§ ENTRIES PROVIDED
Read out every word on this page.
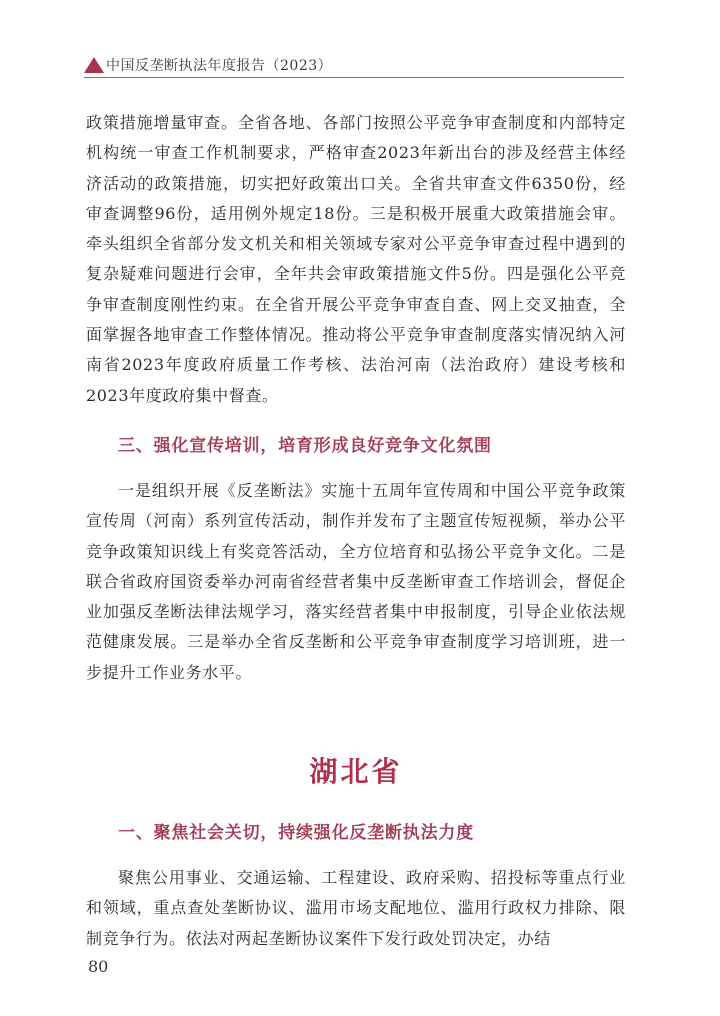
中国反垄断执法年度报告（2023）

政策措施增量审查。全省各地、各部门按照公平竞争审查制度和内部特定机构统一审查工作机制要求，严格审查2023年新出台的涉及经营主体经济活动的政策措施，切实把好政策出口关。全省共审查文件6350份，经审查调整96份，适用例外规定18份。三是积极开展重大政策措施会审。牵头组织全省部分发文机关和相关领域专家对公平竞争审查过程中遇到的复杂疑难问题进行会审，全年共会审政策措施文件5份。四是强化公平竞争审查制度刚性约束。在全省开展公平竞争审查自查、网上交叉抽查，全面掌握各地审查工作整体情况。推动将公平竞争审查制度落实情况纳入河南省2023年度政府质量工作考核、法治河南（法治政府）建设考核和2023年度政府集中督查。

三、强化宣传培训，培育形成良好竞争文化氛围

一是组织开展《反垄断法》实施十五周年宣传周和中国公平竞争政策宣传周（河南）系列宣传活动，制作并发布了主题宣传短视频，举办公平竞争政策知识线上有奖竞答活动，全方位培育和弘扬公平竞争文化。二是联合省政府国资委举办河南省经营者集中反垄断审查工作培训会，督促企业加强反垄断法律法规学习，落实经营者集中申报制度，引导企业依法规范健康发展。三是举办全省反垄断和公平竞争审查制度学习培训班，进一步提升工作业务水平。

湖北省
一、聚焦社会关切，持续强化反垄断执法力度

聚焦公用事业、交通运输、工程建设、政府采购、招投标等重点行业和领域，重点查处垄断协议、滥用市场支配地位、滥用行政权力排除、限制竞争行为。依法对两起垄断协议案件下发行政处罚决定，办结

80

§ WRITTEN REQUEST
Repeat the records above exactly, omitting every picture.

§ TASK RESULT
Read out every word on this page.
中国反垄断执法年度报告（2023）

政策措施增量审查。全省各地、各部门按照公平竞争审查制度和内部特定机构统一审查工作机制要求，严格审查2023年新出台的涉及经营主体经济活动的政策措施，切实把好政策出口关。全省共审查文件6350份，经审查调整96份，适用例外规定18份。三是积极开展重大政策措施会审。牵头组织全省部分发文机关和相关领域专家对公平竞争审查过程中遇到的复杂疑难问题进行会审，全年共会审政策措施文件5份。四是强化公平竞争审查制度刚性约束。在全省开展公平竞争审查自查、网上交叉抽查，全面掌握各地审查工作整体情况。推动将公平竞争审查制度落实情况纳入河南省2023年度政府质量工作考核、法治河南（法治政府）建设考核和2023年度政府集中督查。

三、强化宣传培训，培育形成良好竞争文化氛围

一是组织开展《反垄断法》实施十五周年宣传周和中国公平竞争政策宣传周（河南）系列宣传活动，制作并发布了主题宣传短视频，举办公平竞争政策知识线上有奖竞答活动，全方位培育和弘扬公平竞争文化。二是联合省政府国资委举办河南省经营者集中反垄断审查工作培训会，督促企业加强反垄断法律法规学习，落实经营者集中申报制度，引导企业依法规范健康发展。三是举办全省反垄断和公平竞争审查制度学习培训班，进一步提升工作业务水平。

湖北省
一、聚焦社会关切，持续强化反垄断执法力度

聚焦公用事业、交通运输、工程建设、政府采购、招投标等重点行业和领域，重点查处垄断协议、滥用市场支配地位、滥用行政权力排除、限制竞争行为。依法对两起垄断协议案件下发行政处罚决定，办结

80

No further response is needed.